▶ **EXERCISE GOAL**
In the entries below, count every line with the word "BYBIT". Return only the count.

▶ **PROVIDED RECORDS**
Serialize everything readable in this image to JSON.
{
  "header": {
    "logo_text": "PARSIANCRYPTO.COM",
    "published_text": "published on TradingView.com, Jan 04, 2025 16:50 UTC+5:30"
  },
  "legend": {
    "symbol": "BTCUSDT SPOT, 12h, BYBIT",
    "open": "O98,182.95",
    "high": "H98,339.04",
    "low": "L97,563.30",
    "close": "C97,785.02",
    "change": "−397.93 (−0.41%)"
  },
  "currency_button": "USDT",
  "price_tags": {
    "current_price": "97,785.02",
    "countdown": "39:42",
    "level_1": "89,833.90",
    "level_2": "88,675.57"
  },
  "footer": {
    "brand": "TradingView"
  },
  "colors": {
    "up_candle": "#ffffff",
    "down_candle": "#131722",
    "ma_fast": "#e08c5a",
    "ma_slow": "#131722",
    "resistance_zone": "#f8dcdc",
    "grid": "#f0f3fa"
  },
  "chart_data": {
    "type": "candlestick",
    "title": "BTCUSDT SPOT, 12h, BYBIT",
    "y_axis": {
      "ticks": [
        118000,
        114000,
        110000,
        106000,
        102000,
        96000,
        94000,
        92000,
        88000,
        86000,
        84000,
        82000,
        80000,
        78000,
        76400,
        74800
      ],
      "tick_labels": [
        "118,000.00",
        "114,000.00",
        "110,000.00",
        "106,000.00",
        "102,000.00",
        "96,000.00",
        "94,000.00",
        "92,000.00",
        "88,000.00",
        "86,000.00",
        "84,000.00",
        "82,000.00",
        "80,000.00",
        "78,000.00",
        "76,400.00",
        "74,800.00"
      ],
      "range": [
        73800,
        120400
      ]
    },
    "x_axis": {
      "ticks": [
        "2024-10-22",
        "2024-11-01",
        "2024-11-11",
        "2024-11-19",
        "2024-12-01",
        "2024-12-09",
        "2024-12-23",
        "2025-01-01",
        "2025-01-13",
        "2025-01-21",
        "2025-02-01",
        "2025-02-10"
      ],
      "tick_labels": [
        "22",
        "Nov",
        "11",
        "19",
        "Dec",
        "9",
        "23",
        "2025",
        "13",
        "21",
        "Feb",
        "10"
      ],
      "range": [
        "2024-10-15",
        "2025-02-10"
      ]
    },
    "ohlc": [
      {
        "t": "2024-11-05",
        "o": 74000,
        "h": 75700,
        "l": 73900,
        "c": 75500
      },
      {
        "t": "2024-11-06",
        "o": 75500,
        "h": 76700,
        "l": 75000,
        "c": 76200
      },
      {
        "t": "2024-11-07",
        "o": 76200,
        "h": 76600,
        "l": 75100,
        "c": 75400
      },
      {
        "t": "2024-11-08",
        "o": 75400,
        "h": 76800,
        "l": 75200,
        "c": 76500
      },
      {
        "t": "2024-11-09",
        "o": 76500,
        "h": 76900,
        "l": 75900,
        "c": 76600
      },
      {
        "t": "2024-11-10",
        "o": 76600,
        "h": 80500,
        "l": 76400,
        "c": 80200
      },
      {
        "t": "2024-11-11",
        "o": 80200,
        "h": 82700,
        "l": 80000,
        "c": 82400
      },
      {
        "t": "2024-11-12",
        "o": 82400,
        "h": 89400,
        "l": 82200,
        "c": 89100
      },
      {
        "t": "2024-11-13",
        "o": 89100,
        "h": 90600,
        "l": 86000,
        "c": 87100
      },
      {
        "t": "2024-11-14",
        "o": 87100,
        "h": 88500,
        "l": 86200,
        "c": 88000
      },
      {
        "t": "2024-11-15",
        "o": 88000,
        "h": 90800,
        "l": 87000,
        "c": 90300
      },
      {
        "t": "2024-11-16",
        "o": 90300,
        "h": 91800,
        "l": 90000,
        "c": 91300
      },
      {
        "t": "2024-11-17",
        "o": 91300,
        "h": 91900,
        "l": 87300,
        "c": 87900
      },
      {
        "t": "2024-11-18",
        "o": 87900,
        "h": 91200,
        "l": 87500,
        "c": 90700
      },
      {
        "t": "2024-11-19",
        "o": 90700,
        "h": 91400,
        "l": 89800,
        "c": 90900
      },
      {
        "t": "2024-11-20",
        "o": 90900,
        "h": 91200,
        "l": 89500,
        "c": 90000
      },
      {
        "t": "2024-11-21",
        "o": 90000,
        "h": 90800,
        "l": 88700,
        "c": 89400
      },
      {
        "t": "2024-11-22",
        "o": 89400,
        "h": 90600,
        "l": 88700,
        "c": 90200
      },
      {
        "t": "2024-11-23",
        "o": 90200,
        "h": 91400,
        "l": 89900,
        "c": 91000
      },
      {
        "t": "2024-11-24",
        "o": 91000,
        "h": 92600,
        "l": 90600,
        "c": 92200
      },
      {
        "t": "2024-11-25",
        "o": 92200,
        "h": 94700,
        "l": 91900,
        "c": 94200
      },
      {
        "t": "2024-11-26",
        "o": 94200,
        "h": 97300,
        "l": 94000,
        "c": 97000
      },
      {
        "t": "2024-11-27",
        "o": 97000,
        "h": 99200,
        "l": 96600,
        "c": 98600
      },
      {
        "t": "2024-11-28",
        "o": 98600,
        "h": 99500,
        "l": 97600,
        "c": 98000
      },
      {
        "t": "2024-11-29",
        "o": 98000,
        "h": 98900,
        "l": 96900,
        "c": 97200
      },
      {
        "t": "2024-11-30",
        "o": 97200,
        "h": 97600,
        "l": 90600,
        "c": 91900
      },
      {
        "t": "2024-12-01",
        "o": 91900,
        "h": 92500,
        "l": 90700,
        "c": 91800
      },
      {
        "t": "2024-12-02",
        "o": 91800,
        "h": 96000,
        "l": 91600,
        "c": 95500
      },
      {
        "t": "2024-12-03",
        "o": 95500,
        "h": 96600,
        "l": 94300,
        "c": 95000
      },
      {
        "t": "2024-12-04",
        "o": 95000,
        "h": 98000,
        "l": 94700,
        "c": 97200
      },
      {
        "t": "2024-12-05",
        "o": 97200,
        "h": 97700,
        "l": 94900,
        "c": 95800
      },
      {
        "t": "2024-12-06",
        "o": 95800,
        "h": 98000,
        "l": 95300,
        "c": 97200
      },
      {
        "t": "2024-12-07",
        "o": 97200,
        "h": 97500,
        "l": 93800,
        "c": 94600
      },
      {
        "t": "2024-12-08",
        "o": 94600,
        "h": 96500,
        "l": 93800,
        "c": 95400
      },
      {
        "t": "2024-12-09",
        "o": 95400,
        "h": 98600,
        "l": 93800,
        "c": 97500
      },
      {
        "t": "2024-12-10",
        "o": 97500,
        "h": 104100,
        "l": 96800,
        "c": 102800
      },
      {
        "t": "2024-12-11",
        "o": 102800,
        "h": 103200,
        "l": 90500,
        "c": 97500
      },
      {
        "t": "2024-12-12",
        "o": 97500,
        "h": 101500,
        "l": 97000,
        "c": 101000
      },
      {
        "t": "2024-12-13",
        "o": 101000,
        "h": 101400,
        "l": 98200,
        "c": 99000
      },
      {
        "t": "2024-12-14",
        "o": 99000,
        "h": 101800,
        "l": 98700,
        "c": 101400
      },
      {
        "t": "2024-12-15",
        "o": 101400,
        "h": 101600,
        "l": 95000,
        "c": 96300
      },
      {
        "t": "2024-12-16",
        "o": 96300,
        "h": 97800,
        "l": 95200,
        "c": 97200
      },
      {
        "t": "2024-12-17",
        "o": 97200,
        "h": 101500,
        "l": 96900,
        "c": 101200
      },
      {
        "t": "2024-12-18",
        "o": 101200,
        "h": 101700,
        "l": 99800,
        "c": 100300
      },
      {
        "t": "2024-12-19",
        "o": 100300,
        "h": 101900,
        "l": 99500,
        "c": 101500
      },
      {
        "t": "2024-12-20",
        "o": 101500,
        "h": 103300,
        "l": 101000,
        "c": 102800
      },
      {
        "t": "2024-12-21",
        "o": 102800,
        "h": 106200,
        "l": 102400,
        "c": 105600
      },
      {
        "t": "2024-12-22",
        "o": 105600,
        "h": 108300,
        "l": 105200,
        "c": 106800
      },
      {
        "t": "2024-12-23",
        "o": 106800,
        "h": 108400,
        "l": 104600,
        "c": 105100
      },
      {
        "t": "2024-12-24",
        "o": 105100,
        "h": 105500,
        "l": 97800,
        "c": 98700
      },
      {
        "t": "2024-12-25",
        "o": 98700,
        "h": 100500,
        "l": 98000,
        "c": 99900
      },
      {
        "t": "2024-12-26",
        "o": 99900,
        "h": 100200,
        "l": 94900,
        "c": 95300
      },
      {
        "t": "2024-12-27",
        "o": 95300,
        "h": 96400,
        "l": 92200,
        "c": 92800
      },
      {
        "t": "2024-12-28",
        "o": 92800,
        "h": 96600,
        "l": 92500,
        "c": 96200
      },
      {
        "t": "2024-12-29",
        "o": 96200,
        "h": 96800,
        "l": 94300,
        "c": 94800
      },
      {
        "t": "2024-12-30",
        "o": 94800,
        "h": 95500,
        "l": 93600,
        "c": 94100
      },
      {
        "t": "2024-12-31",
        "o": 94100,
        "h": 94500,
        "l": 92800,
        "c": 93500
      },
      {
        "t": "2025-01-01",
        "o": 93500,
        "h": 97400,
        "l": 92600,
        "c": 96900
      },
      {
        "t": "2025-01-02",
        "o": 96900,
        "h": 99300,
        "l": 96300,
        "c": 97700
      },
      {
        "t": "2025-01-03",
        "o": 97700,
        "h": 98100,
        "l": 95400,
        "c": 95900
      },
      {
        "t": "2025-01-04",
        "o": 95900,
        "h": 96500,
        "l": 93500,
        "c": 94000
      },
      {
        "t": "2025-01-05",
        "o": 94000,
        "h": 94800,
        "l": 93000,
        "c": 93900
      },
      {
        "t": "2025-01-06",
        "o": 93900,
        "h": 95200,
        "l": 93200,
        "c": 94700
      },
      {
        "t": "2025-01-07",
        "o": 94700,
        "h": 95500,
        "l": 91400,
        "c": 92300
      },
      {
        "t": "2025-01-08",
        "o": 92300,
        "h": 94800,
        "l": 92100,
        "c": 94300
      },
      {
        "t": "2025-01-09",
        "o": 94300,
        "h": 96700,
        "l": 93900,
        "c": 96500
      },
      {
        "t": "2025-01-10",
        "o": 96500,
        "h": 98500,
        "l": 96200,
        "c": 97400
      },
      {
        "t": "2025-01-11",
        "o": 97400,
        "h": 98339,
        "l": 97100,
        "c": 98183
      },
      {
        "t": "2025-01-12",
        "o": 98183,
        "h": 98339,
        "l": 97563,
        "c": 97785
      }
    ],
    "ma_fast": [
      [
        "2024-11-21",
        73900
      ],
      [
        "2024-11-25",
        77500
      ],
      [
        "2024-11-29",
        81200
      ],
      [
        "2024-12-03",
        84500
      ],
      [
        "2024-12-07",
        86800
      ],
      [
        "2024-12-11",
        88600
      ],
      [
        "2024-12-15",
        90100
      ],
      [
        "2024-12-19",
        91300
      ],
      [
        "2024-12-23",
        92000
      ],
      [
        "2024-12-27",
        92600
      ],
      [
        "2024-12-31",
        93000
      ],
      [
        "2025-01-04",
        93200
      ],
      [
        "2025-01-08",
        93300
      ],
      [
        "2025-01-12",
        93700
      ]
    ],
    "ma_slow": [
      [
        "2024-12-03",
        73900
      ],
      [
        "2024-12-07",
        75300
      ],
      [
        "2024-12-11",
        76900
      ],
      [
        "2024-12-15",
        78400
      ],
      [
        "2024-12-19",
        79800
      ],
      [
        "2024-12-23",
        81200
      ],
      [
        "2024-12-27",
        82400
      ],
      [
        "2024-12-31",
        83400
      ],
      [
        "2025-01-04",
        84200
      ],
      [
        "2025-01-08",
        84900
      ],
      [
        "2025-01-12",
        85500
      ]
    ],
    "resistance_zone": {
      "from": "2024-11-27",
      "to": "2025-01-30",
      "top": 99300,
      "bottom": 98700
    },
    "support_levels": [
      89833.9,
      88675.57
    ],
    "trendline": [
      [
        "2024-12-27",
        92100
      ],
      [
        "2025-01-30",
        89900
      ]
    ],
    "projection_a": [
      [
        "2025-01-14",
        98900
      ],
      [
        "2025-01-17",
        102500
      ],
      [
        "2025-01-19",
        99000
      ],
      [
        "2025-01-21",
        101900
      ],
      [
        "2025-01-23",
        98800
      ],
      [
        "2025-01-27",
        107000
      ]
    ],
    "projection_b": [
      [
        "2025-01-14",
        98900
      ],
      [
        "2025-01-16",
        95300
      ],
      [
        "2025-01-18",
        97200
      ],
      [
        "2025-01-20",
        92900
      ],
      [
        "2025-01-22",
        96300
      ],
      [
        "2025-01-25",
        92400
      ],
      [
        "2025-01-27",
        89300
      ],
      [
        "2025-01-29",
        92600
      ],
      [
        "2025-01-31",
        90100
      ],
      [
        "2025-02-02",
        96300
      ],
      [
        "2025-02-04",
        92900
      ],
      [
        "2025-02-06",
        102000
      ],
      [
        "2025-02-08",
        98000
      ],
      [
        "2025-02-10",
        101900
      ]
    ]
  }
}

▶ **FINAL ANSWER**
2